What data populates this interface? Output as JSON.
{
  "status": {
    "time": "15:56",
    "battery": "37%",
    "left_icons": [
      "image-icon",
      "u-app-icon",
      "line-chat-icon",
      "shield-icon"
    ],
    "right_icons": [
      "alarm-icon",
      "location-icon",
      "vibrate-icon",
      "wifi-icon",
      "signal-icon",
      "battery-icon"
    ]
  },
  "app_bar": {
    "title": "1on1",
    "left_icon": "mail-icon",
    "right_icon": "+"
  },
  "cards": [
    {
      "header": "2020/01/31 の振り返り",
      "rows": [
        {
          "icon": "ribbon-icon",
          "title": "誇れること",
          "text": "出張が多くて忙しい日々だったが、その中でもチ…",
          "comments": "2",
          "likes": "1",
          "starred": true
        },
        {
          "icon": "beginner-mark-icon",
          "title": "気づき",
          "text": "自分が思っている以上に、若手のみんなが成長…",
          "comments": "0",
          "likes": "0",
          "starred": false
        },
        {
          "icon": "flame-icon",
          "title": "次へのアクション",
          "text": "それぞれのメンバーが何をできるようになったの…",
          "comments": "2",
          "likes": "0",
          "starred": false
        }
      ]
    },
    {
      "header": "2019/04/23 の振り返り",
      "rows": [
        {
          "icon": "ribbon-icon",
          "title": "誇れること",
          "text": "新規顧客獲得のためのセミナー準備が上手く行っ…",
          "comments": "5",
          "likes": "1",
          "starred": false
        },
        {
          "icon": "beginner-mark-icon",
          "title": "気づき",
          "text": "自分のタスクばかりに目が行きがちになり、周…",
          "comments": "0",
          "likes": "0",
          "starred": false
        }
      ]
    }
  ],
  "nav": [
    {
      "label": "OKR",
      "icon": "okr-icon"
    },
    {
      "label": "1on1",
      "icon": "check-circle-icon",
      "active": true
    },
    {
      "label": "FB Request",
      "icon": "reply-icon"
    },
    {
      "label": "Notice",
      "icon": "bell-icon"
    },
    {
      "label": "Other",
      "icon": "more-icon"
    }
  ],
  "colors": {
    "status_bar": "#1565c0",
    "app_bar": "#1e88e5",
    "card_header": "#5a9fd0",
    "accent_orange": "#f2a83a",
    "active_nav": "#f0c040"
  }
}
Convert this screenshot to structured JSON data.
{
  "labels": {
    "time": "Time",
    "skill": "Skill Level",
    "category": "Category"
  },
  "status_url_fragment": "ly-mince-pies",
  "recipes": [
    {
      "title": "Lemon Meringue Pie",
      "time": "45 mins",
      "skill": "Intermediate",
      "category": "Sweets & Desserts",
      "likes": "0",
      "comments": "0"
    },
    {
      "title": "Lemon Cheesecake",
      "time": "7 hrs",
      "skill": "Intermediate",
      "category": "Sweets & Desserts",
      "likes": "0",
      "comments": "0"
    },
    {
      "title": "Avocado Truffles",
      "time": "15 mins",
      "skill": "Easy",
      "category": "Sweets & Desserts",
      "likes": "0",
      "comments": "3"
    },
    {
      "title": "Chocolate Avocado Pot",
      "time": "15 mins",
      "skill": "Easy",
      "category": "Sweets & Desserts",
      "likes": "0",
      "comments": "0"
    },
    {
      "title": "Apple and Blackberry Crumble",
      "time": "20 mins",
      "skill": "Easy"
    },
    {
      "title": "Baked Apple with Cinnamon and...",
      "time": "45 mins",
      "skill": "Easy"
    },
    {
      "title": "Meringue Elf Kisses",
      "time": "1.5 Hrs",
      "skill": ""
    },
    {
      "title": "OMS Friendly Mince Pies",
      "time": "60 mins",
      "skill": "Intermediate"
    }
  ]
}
------------------------------------------------------------------------
- _Task goal_: Repeat exactly the lines starting at the line with "Convert this screenshot" and ending with the final line of the entries. Include nothing else.

- _Exercise answer_:
Convert this screenshot to structured JSON data.
{
  "labels": {
    "time": "Time",
    "skill": "Skill Level",
    "category": "Category"
  },
  "status_url_fragment": "ly-mince-pies",
  "recipes": [
    {
      "title": "Lemon Meringue Pie",
      "time": "45 mins",
      "skill": "Intermediate",
      "category": "Sweets & Desserts",
      "likes": "0",
      "comments": "0"
    },
    {
      "title": "Lemon Cheesecake",
      "time": "7 hrs",
      "skill": "Intermediate",
      "category": "Sweets & Desserts",
      "likes": "0",
      "comments": "0"
    },
    {
      "title": "Avocado Truffles",
      "time": "15 mins",
      "skill": "Easy",
      "category": "Sweets & Desserts",
      "likes": "0",
      "comments": "3"
    },
    {
      "title": "Chocolate Avocado Pot",
      "time": "15 mins",
      "skill": "Easy",
      "category": "Sweets & Desserts",
      "likes": "0",
      "comments": "0"
    },
    {
      "title": "Apple and Blackberry Crumble",
      "time": "20 mins",
      "skill": "Easy"
    },
    {
      "title": "Baked Apple with Cinnamon and...",
      "time": "45 mins",
      "skill": "Easy"
    },
    {
      "title": "Meringue Elf Kisses",
      "time": "1.5 Hrs",
      "skill": ""
    },
    {
      "title": "OMS Friendly Mince Pies",
      "time": "60 mins",
      "skill": "Intermediate"
    }
  ]
}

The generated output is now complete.